SOURCE DATA start

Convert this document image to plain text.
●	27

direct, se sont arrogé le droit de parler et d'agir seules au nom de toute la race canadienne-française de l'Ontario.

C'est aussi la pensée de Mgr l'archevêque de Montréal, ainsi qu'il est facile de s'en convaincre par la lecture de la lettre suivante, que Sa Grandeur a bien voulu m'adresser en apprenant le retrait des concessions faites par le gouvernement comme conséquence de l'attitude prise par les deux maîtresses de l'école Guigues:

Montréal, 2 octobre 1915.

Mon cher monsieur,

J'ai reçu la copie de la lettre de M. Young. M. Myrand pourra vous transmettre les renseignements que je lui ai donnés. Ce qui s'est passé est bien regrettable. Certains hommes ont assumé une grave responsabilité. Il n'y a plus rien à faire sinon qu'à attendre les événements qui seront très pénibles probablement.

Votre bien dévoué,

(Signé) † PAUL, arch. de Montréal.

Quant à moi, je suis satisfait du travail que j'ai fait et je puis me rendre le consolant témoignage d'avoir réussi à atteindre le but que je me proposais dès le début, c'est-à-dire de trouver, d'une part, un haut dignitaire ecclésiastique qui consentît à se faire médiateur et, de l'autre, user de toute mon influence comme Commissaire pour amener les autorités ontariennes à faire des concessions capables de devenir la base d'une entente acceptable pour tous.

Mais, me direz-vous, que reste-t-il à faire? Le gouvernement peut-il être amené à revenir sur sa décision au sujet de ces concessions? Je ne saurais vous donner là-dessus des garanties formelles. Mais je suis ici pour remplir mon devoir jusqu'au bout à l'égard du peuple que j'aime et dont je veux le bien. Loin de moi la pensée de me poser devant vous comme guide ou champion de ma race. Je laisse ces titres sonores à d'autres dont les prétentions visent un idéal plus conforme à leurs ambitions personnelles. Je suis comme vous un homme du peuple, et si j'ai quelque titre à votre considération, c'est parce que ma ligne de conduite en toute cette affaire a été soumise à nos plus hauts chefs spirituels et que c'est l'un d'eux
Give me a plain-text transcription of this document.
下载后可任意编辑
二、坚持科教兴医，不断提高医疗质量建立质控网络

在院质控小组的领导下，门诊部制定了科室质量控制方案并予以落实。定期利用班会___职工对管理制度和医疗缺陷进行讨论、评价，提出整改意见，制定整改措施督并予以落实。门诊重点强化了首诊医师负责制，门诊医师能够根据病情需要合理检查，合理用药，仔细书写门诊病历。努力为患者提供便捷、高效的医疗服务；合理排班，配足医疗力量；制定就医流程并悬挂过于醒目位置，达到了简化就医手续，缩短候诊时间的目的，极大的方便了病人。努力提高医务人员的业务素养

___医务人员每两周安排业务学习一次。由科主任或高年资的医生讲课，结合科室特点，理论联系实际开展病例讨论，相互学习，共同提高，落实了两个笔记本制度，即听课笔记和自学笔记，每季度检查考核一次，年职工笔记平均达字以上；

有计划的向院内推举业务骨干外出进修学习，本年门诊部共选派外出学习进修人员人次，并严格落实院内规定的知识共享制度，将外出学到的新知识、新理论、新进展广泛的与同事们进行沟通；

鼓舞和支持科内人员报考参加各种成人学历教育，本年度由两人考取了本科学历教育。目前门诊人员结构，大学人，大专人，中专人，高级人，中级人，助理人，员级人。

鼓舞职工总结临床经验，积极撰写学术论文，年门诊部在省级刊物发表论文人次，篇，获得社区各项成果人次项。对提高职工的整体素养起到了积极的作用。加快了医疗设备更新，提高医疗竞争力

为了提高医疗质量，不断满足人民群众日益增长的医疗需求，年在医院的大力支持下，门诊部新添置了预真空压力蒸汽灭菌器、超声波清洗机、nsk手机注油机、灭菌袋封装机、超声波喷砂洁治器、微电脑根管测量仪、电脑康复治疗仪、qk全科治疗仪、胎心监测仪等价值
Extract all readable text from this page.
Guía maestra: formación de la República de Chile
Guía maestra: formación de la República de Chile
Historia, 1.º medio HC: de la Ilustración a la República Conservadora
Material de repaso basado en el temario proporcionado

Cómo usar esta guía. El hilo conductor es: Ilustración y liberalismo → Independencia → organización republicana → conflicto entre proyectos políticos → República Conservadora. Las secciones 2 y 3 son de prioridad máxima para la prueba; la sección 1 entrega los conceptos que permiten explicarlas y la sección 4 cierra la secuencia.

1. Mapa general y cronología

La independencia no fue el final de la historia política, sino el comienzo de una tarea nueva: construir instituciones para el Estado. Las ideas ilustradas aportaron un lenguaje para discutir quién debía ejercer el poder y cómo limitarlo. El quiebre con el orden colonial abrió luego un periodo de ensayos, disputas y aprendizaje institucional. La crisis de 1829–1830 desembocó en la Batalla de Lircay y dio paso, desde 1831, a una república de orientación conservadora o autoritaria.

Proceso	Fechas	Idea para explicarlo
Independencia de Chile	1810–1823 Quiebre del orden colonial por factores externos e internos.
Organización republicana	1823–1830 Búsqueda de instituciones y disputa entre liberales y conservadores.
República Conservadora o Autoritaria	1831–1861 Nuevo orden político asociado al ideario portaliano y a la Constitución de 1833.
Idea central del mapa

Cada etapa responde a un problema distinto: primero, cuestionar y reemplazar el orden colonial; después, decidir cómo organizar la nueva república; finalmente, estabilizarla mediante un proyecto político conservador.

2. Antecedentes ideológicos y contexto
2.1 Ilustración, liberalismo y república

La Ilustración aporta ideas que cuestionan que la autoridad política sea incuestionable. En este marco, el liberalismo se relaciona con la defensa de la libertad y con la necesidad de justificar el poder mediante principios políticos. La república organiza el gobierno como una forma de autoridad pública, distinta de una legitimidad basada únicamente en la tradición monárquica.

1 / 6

SOURCE DATA end

■ WHAT YOU ARE ASKED TO DO: Go through the listing above and restate it word for word.

■ SOLUTION TO THE PROBLEM:
Convert this document image to plain text.
●	27

direct, se sont arrogé le droit de parler et d'agir seules au nom de toute la race canadienne-française de l'Ontario.

C'est aussi la pensée de Mgr l'archevêque de Montréal, ainsi qu'il est facile de s'en convaincre par la lecture de la lettre suivante, que Sa Grandeur a bien voulu m'adresser en apprenant le retrait des concessions faites par le gouvernement comme conséquence de l'attitude prise par les deux maîtresses de l'école Guigues:

Montréal, 2 octobre 1915.

Mon cher monsieur,

J'ai reçu la copie de la lettre de M. Young. M. Myrand pourra vous transmettre les renseignements que je lui ai donnés. Ce qui s'est passé est bien regrettable. Certains hommes ont assumé une grave responsabilité. Il n'y a plus rien à faire sinon qu'à attendre les événements qui seront très pénibles probablement.

Votre bien dévoué,

(Signé) † PAUL, arch. de Montréal.

Quant à moi, je suis satisfait du travail que j'ai fait et je puis me rendre le consolant témoignage d'avoir réussi à atteindre le but que je me proposais dès le début, c'est-à-dire de trouver, d'une part, un haut dignitaire ecclésiastique qui consentît à se faire médiateur et, de l'autre, user de toute mon influence comme Commissaire pour amener les autorités ontariennes à faire des concessions capables de devenir la base d'une entente acceptable pour tous.

Mais, me direz-vous, que reste-t-il à faire? Le gouvernement peut-il être amené à revenir sur sa décision au sujet de ces concessions? Je ne saurais vous donner là-dessus des garanties formelles. Mais je suis ici pour remplir mon devoir jusqu'au bout à l'égard du peuple que j'aime et dont je veux le bien. Loin de moi la pensée de me poser devant vous comme guide ou champion de ma race. Je laisse ces titres sonores à d'autres dont les prétentions visent un idéal plus conforme à leurs ambitions personnelles. Je suis comme vous un homme du peuple, et si j'ai quelque titre à votre considération, c'est parce que ma ligne de conduite en toute cette affaire a été soumise à nos plus hauts chefs spirituels et que c'est l'un d'eux
Give me a plain-text transcription of this document.
下载后可任意编辑
二、坚持科教兴医，不断提高医疗质量建立质控网络

在院质控小组的领导下，门诊部制定了科室质量控制方案并予以落实。定期利用班会___职工对管理制度和医疗缺陷进行讨论、评价，提出整改意见，制定整改措施督并予以落实。门诊重点强化了首诊医师负责制，门诊医师能够根据病情需要合理检查，合理用药，仔细书写门诊病历。努力为患者提供便捷、高效的医疗服务；合理排班，配足医疗力量；制定就医流程并悬挂过于醒目位置，达到了简化就医手续，缩短候诊时间的目的，极大的方便了病人。努力提高医务人员的业务素养

___医务人员每两周安排业务学习一次。由科主任或高年资的医生讲课，结合科室特点，理论联系实际开展病例讨论，相互学习，共同提高，落实了两个笔记本制度，即听课笔记和自学笔记，每季度检查考核一次，年职工笔记平均达字以上；

有计划的向院内推举业务骨干外出进修学习，本年门诊部共选派外出学习进修人员人次，并严格落实院内规定的知识共享制度，将外出学到的新知识、新理论、新进展广泛的与同事们进行沟通；

鼓舞和支持科内人员报考参加各种成人学历教育，本年度由两人考取了本科学历教育。目前门诊人员结构，大学人，大专人，中专人，高级人，中级人，助理人，员级人。

鼓舞职工总结临床经验，积极撰写学术论文，年门诊部在省级刊物发表论文人次，篇，获得社区各项成果人次项。对提高职工的整体素养起到了积极的作用。加快了医疗设备更新，提高医疗竞争力

为了提高医疗质量，不断满足人民群众日益增长的医疗需求，年在医院的大力支持下，门诊部新添置了预真空压力蒸汽灭菌器、超声波清洗机、nsk手机注油机、灭菌袋封装机、超声波喷砂洁治器、微电脑根管测量仪、电脑康复治疗仪、qk全科治疗仪、胎心监测仪等价值
Extract all readable text from this page.
Guía maestra: formación de la República de Chile
Guía maestra: formación de la República de Chile
Historia, 1.º medio HC: de la Ilustración a la República Conservadora
Material de repaso basado en el temario proporcionado

Cómo usar esta guía. El hilo conductor es: Ilustración y liberalismo → Independencia → organización republicana → conflicto entre proyectos políticos → República Conservadora. Las secciones 2 y 3 son de prioridad máxima para la prueba; la sección 1 entrega los conceptos que permiten explicarlas y la sección 4 cierra la secuencia.

1. Mapa general y cronología

La independencia no fue el final de la historia política, sino el comienzo de una tarea nueva: construir instituciones para el Estado. Las ideas ilustradas aportaron un lenguaje para discutir quién debía ejercer el poder y cómo limitarlo. El quiebre con el orden colonial abrió luego un periodo de ensayos, disputas y aprendizaje institucional. La crisis de 1829–1830 desembocó en la Batalla de Lircay y dio paso, desde 1831, a una república de orientación conservadora o autoritaria.

Proceso	Fechas	Idea para explicarlo
Independencia de Chile	1810–1823 Quiebre del orden colonial por factores externos e internos.
Organización republicana	1823–1830 Búsqueda de instituciones y disputa entre liberales y conservadores.
República Conservadora o Autoritaria	1831–1861 Nuevo orden político asociado al ideario portaliano y a la Constitución de 1833.
Idea central del mapa

Cada etapa responde a un problema distinto: primero, cuestionar y reemplazar el orden colonial; después, decidir cómo organizar la nueva república; finalmente, estabilizarla mediante un proyecto político conservador.

2. Antecedentes ideológicos y contexto
2.1 Ilustración, liberalismo y república

La Ilustración aporta ideas que cuestionan que la autoridad política sea incuestionable. En este marco, el liberalismo se relaciona con la defensa de la libertad y con la necesidad de justificar el poder mediante principios políticos. La república organiza el gobierno como una forma de autoridad pública, distinta de una legitimidad basada únicamente en la tradición monárquica.

1 / 6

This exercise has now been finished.